Problem statement: Transcribe the bitcoin market report word for word, everything from "Moreover, the cryptocurrency’s" down to "dump to $24.".

Although the weekend started on a positive note for bitcoin, it continued with price slumps, and the asset plunged by about $3,000 in hours. The altcoins are also deep in red, with ETH dumping below $2,700 and BNB beneath $400 – the market cap lost another sizeable chunk of value in a day.
Bitcoin Struggles at $36K
The workweek was actually going well for the primary cryptocurrency as it was gaining traction and even jumped to a six-day high of $39,500. However, the inability to break above $40,000 and Elon Musk’s latest controversial engagement drove the asset south to around $35,500.
As reported yesterday, though, bitcoin started its recovery session and headed towards $38,000. Nevertheless, it failed to sustain its movement and started losing value in the past 24 hours again.
More specifically, BTC dumped by about $3,000 to an intraday low beneath $35,000. Despite bouncing off to $36,000, bitcoin is still more than 4% down on a 24-hour scale.
Moreover, the cryptocurrency’s market capitalization is again below $700 billion, while the dominance is just over 41%.
Alts Bleed Out Heavily
As it typically happens when there’s a retracement for bitcoin – the alternative coins have it even worse. Ethereum was riding high yesterday above $2,800, but the market correction has driven it below $2,700.
Binance Coin’s performance was also quite impressive. BNB had jumped to an intraday high above $420. Nevertheless, the asset is also deep in red on a 24-hour scale and struggles below $400.
Cardano (-5%) is down to $1.7, DOGE (-5%) trades at $0.37, XRP (-5.5%) is well beneath $1, while DOT has lost the most from the top ten with a 8.5% dump to $24.
UNI, ICP, BCH, and LINK are also well in red from the larger cap altcoins.
The situation with the lower- and mid-cap altcoins is somewhat similar. THORChain (-11%), Fantom (-11%), PancakeSwap (-10%), Kusama (-10%), Terra (-10%), and BakeryToken (-10%) are among the double-digit losers.
Ultimately, the cumulative market capitalization of all cryptocurrency assets had lost $140 billion in a day at one point. It has recovered slightly to above $1.6 trillion, but it’s still $100 billion down since yesterday.

Entries drawn from a collection:
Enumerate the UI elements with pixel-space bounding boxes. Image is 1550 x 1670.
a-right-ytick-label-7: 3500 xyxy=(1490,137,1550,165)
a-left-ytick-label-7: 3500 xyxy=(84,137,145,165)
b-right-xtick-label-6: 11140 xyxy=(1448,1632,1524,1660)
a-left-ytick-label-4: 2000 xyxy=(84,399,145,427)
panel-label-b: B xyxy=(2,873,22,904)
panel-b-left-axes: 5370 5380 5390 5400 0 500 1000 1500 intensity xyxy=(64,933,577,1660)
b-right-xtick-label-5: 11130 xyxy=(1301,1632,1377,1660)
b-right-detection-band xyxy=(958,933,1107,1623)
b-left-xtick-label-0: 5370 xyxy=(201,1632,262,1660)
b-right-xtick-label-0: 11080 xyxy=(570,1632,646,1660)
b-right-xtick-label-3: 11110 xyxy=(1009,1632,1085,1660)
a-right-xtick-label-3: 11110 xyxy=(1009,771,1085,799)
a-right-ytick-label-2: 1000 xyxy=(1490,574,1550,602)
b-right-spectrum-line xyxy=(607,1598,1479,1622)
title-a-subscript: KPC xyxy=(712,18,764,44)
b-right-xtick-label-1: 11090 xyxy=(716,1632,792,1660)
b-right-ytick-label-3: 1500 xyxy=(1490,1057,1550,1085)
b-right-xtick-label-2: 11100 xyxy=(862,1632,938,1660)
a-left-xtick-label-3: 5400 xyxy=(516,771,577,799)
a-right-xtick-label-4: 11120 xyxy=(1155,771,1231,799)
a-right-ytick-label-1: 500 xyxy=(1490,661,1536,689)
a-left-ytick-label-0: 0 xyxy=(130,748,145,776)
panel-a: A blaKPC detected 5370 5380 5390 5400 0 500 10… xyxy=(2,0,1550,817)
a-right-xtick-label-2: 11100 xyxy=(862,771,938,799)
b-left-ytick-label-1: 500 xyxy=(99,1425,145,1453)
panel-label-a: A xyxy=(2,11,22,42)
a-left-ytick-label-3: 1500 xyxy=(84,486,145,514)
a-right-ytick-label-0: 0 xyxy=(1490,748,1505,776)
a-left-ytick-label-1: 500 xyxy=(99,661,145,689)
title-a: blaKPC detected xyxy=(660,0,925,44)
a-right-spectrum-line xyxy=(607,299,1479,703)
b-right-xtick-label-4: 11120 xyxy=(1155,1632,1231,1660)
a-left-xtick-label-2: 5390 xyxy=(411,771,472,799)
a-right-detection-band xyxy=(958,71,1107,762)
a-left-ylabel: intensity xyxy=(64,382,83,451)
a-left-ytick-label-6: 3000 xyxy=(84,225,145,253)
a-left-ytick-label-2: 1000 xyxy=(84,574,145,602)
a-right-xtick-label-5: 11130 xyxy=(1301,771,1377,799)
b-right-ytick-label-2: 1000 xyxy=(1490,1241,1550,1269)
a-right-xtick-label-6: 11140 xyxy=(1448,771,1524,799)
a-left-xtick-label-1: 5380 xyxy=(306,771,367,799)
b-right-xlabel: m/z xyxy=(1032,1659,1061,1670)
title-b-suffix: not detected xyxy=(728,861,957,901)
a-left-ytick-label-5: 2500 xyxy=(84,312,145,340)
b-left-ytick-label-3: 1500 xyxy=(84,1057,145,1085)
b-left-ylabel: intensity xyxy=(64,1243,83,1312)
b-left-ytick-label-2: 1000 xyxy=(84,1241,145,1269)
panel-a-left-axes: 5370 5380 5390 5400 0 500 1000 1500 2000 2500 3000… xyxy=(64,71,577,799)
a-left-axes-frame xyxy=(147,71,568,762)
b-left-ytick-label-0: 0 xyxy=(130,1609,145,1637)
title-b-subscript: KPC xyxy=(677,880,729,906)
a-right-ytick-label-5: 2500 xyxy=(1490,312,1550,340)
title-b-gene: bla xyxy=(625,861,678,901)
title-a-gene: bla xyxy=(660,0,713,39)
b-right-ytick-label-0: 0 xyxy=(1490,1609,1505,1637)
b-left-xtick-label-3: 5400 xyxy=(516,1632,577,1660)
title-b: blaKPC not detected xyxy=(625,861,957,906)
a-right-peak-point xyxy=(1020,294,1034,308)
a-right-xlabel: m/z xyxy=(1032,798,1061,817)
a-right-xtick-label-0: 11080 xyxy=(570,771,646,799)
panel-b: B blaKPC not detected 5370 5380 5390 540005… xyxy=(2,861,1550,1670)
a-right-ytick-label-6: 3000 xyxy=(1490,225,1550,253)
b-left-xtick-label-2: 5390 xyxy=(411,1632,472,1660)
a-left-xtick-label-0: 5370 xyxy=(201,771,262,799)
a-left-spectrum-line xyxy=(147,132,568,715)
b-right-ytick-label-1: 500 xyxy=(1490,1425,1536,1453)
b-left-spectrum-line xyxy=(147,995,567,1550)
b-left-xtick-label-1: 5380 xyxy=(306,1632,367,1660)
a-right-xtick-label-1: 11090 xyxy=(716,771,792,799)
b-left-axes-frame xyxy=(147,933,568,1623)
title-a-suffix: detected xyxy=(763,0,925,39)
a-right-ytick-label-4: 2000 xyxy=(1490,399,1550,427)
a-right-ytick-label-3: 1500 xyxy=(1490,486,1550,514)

Answer:
Moreover, the cryptocurrency’s market capitalization is again below $700 billion, while the dominance is just over 41%.
Alts Bleed Out Heavily
As it typically happens when there’s a retracement for bitcoin – the alternative coins have it even worse. Ethereum was riding high yesterday above $2,800, but the market correction has driven it below $2,700.
Binance Coin’s performance was also quite impressive. BNB had jumped to an intraday high above $420. Nevertheless, the asset is also deep in red on a 24-hour scale and struggles below $400.
Cardano (-5%) is down to $1.7, DOGE (-5%) trades at $0.37, XRP (-5.5%) is well beneath $1, while DOT has lost the most from the top ten with a 8.5% dump to $24.